EXERCISE AIM
Can the data below be set down again exactly, line for line?

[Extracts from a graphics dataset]
** begin **
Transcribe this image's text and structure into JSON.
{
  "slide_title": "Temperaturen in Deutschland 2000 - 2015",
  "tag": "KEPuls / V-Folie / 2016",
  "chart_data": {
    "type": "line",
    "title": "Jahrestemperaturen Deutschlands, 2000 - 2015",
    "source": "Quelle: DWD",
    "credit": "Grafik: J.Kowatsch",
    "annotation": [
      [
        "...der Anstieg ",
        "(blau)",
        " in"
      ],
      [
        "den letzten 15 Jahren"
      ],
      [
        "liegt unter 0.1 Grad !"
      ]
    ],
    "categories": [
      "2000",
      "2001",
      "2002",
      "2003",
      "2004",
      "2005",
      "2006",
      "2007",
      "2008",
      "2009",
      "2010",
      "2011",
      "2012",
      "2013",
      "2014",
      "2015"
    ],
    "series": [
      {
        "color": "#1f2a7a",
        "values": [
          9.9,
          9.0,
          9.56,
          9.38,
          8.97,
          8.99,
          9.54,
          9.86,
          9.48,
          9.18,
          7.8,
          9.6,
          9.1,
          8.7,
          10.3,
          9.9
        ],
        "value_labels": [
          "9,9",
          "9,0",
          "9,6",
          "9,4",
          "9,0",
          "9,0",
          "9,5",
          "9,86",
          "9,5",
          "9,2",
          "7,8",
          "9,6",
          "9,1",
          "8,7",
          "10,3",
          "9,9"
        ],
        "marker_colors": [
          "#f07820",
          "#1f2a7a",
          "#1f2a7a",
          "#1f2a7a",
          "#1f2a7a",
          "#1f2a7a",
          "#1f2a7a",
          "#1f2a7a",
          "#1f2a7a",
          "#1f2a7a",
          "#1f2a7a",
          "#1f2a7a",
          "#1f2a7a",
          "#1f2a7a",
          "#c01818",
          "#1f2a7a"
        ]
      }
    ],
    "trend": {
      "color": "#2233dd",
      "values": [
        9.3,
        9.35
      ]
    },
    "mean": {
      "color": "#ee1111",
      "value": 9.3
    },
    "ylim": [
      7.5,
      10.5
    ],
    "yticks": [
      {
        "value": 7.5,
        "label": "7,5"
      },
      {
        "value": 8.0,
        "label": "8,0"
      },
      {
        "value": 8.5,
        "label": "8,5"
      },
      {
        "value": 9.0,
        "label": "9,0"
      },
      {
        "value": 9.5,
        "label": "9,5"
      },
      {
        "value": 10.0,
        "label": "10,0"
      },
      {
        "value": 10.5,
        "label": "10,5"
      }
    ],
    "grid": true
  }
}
** end **
TASK ANSWER
Transcribe this image's text and structure into JSON.
{
  "slide_title": "Temperaturen in Deutschland 2000 - 2015",
  "tag": "KEPuls / V-Folie / 2016",
  "chart_data": {
    "type": "line",
    "title": "Jahrestemperaturen Deutschlands, 2000 - 2015",
    "source": "Quelle: DWD",
    "credit": "Grafik: J.Kowatsch",
    "annotation": [
      [
        "...der Anstieg ",
        "(blau)",
        " in"
      ],
      [
        "den letzten 15 Jahren"
      ],
      [
        "liegt unter 0.1 Grad !"
      ]
    ],
    "categories": [
      "2000",
      "2001",
      "2002",
      "2003",
      "2004",
      "2005",
      "2006",
      "2007",
      "2008",
      "2009",
      "2010",
      "2011",
      "2012",
      "2013",
      "2014",
      "2015"
    ],
    "series": [
      {
        "color": "#1f2a7a",
        "values": [
          9.9,
          9.0,
          9.56,
          9.38,
          8.97,
          8.99,
          9.54,
          9.86,
          9.48,
          9.18,
          7.8,
          9.6,
          9.1,
          8.7,
          10.3,
          9.9
        ],
        "value_labels": [
          "9,9",
          "9,0",
          "9,6",
          "9,4",
          "9,0",
          "9,0",
          "9,5",
          "9,86",
          "9,5",
          "9,2",
          "7,8",
          "9,6",
          "9,1",
          "8,7",
          "10,3",
          "9,9"
        ],
        "marker_colors": [
          "#f07820",
          "#1f2a7a",
          "#1f2a7a",
          "#1f2a7a",
          "#1f2a7a",
          "#1f2a7a",
          "#1f2a7a",
          "#1f2a7a",
          "#1f2a7a",
          "#1f2a7a",
          "#1f2a7a",
          "#1f2a7a",
          "#1f2a7a",
          "#1f2a7a",
          "#c01818",
          "#1f2a7a"
        ]
      }
    ],
    "trend": {
      "color": "#2233dd",
      "values": [
        9.3,
        9.35
      ]
    },
    "mean": {
      "color": "#ee1111",
      "value": 9.3
    },
    "ylim": [
      7.5,
      10.5
    ],
    "yticks": [
      {
        "value": 7.5,
        "label": "7,5"
      },
      {
        "value": 8.0,
        "label": "8,0"
      },
      {
        "value": 8.5,
        "label": "8,5"
      },
      {
        "value": 9.0,
        "label": "9,0"
      },
      {
        "value": 9.5,
        "label": "9,5"
      },
      {
        "value": 10.0,
        "label": "10,0"
      },
      {
        "value": 10.5,
        "label": "10,5"
      }
    ],
    "grid": true
  }
}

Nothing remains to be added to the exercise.